Top of Data to examine
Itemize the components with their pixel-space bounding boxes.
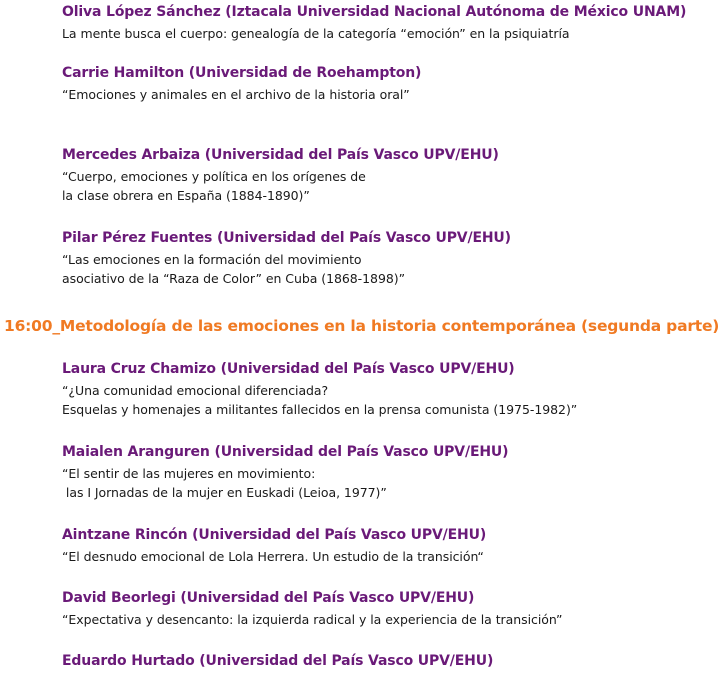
program-entry-perez	[62, 229, 712, 288]
talk-title-line: “Cuerpo, emociones y política en los orígenes de	[62, 169, 366, 184]
talk-title-line: La mente busca el cuerpo: genealogía de la categoría “emoción” en la psiquiatría	[62, 26, 570, 41]
talk-title-line: las I Jornadas de la mujer en Euskadi (Leioa, 1977)”	[62, 485, 387, 500]
program-entry-aranguren	[62, 443, 712, 502]
talk-title-line: “El sentir de las mujeres en movimiento:	[62, 466, 316, 481]
talk-title-line: Esquelas y homenajes a militantes fallecidos en la prensa comunista (1975-1982)”	[62, 402, 578, 417]
talk-title-line: asociativo de la “Raza de Color” en Cuba (1868-1898)”	[62, 271, 406, 286]
speaker-name: Aintzane Rincón (Universidad del País Vasco UPV/EHU)	[62, 527, 487, 543]
program-entry-arbaiza	[62, 146, 712, 205]
speaker-name: Carrie Hamilton (Universidad de Roehampton)	[62, 65, 422, 81]
program-entry-beorlegi	[62, 589, 712, 629]
talk-title-line: “Expectativa y desencanto: la izquierda radical y la experiencia de la transición”	[62, 612, 563, 627]
program-entry-rincon	[62, 526, 712, 566]
program-entry-hamilton	[62, 64, 712, 104]
talk-title-line: la clase obrera en España (1884-1890)”	[62, 188, 310, 203]
program-entry-lopez	[62, 3, 712, 43]
speaker-name: Laura Cruz Chamizo (Universidad del País Vasco UPV/EHU)	[62, 361, 515, 377]
session-title: 16:00_Metodología de las emociones en la historia contemporánea (segunda parte)	[4, 317, 719, 335]
speaker-name: Mercedes Arbaiza (Universidad del País Vasco UPV/EHU)	[62, 147, 499, 163]
speaker-name: Maialen Aranguren (Universidad del País Vasco UPV/EHU)	[62, 444, 509, 460]
speaker-name: Eduardo Hurtado (Universidad del País Vasco UPV/EHU)	[62, 653, 494, 669]
talk-title-line: “Emociones y animales en el archivo de la historia oral”	[62, 87, 410, 102]
speaker-name: David Beorlegi (Universidad del País Vasco UPV/EHU)	[62, 590, 475, 606]
talk-title-line: “El desnudo emocional de Lola Herrera. Un estudio de la transición“	[62, 549, 484, 564]
speaker-name: Oliva López Sánchez (Iztacala Universidad Nacional Autónoma de México UNAM)	[62, 4, 687, 20]
program-entry-cruz	[62, 360, 712, 419]
speaker-name: Pilar Pérez Fuentes (Universidad del País Vasco UPV/EHU)	[62, 230, 511, 246]
talk-title-line: “Las emociones en la formación del movimiento	[62, 252, 362, 267]
program-entry-hurtado	[62, 652, 712, 670]
talk-title-line: “¿Una comunidad emocional diferenciada?	[62, 383, 329, 398]
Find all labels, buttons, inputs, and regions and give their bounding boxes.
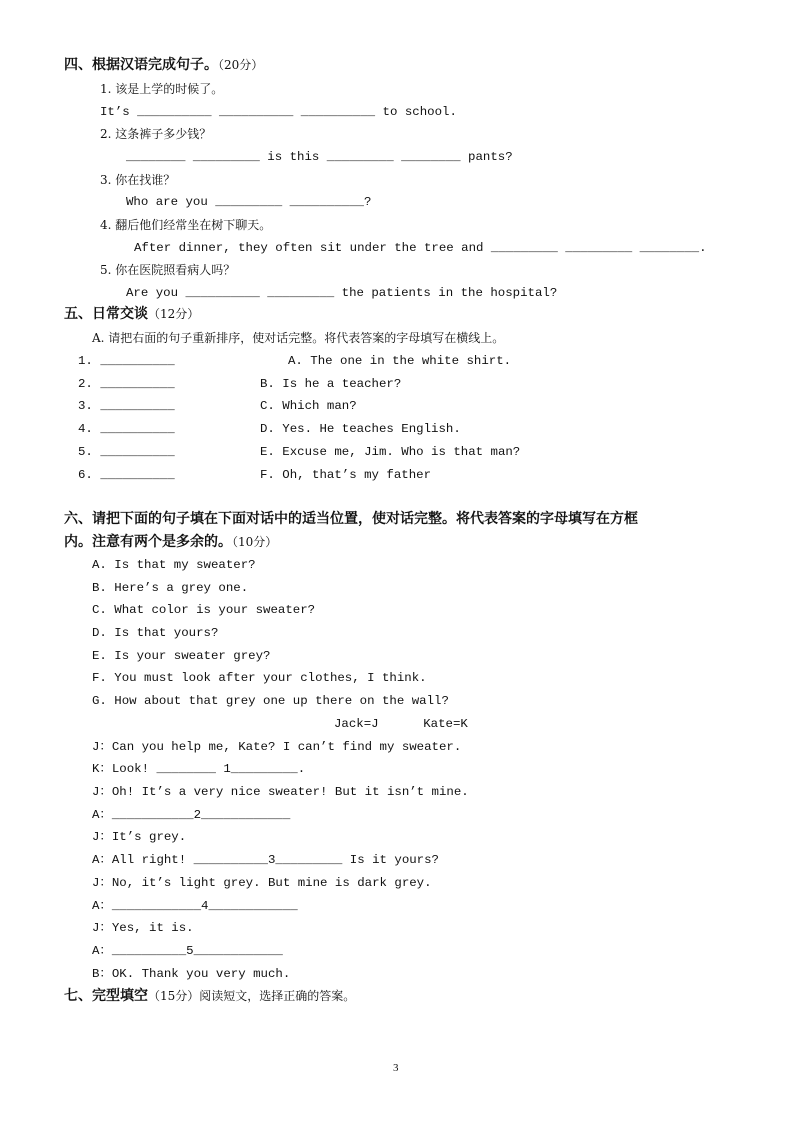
s6-dialogue-line-4: A：___________2____________ xyxy=(92,808,291,822)
section-6-title: 内。注意有两个是多余的。 xyxy=(64,534,232,550)
section-7-heading xyxy=(64,987,355,1005)
section-7-title: 七、完型填空 xyxy=(64,988,148,1004)
s6-dialogue-line-2: K：Look! ________ 1_________. xyxy=(92,762,306,776)
section-5-points: （12分） xyxy=(148,307,200,321)
s5-option-c: C. Which man? xyxy=(260,399,357,413)
s6-option-d: D. Is that yours? xyxy=(92,626,219,640)
section-6-heading-line1: 六、请把下面的句子填在下面对话中的适当位置，使对话完整。将代表答案的字母填写在方框 xyxy=(64,511,638,527)
section-7-instruction: 阅读短文，选择正确的答案。 xyxy=(199,989,356,1003)
s5-option-e: E. Excuse me, Jim. Who is that man? xyxy=(260,445,521,459)
s6-option-a: A. Is that my sweater? xyxy=(92,558,256,572)
s5-option-d: D. Yes. He teaches English. xyxy=(260,422,461,436)
section-6-heading-line2 xyxy=(64,533,277,551)
s5-row-6: 6. __________ xyxy=(78,468,175,482)
section-4-title: 四、根据汉语完成句子。 xyxy=(64,57,218,73)
s4-item-3-en: Who are you _________ __________? xyxy=(126,195,372,209)
s5-option-f: F. Oh, that’s my father xyxy=(260,468,432,482)
section-5-heading xyxy=(64,305,199,323)
s6-option-g: G. How about that grey one up there on the wall? xyxy=(92,694,449,708)
s6-option-c: C. What color is your sweater? xyxy=(92,603,316,617)
s6-dialogue-line-7: J：No, it’s light grey. But mine is dark grey. xyxy=(92,876,432,890)
section-4-points: （20分） xyxy=(218,58,264,72)
s4-item-4-zh: 4. 翻后他们经常坐在树下聊天。 xyxy=(100,218,272,232)
section-5-title: 五、日常交谈 xyxy=(64,306,148,322)
s6-dialogue-line-1: J：Can you help me, Kate? I can’t find my sweater. xyxy=(92,740,462,754)
s4-item-5-zh: 5. 你在医院照看病人吗？ xyxy=(100,263,236,277)
s5-row-2: 2. __________ xyxy=(78,377,175,391)
s4-item-3-zh: 3. 你在找谁？ xyxy=(100,173,176,187)
section-5-instruction: A. 请把右面的句子重新排序，使对话完整。将代表答案的字母填写在横线上。 xyxy=(92,331,505,345)
s5-row-1: 1. __________ xyxy=(78,354,175,368)
s6-dialogue-line-9: J：Yes, it is. xyxy=(92,921,194,935)
s6-option-b: B. Here’s a grey one. xyxy=(92,581,249,595)
section-4-heading xyxy=(64,56,263,74)
s6-dialogue-line-3: J：Oh! It’s a very nice sweater! But it isn’t mine. xyxy=(92,785,469,799)
s4-item-5-en: Are you __________ _________ the patients in the hospital? xyxy=(126,286,558,300)
s5-option-b: B. Is he a teacher? xyxy=(260,377,402,391)
s6-option-e: E. Is your sweater grey? xyxy=(92,649,271,663)
s6-dialogue-line-8: A：____________4____________ xyxy=(92,899,298,913)
s6-dialogue-line-10: A：__________5____________ xyxy=(92,944,283,958)
s6-option-f: F. You must look after your clothes, I think. xyxy=(92,671,427,685)
s5-row-4: 4. __________ xyxy=(78,422,175,436)
s4-item-2-en: ________ _________ is this _________ ________ pants? xyxy=(126,150,513,164)
s6-dialogue-line-6: A：All right! __________3_________ Is it yours? xyxy=(92,853,439,867)
s5-row-3: 3. __________ xyxy=(78,399,175,413)
s4-item-1-en: It’s __________ __________ __________ to school. xyxy=(100,105,457,119)
s6-dialogue-line-5: J：It’s grey. xyxy=(92,830,187,844)
s4-item-2-zh: 2. 这条裤子多少钱？ xyxy=(100,127,212,141)
s6-speakers: Jack=J Kate=K xyxy=(334,717,468,731)
page-number: 3 xyxy=(393,1062,399,1074)
s4-item-1-zh: 1. 该是上学的时候了。 xyxy=(100,82,224,96)
s6-dialogue-line-11: B：OK. Thank you very much. xyxy=(92,967,291,981)
s4-item-4-en: After dinner, they often sit under the tree and _________ _________ ________. xyxy=(134,241,707,255)
section-6-points: （10分） xyxy=(232,535,278,549)
s5-option-a: A. The one in the white shirt. xyxy=(288,354,512,368)
section-7-points: （15分） xyxy=(148,989,200,1003)
s5-row-5: 5. __________ xyxy=(78,445,175,459)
Bottom of Data to examine
- _Exercise brief_: Please work out how many lines of the data include the string "instruction" and reply with the number alone.

- _Answer to the exercise_: 2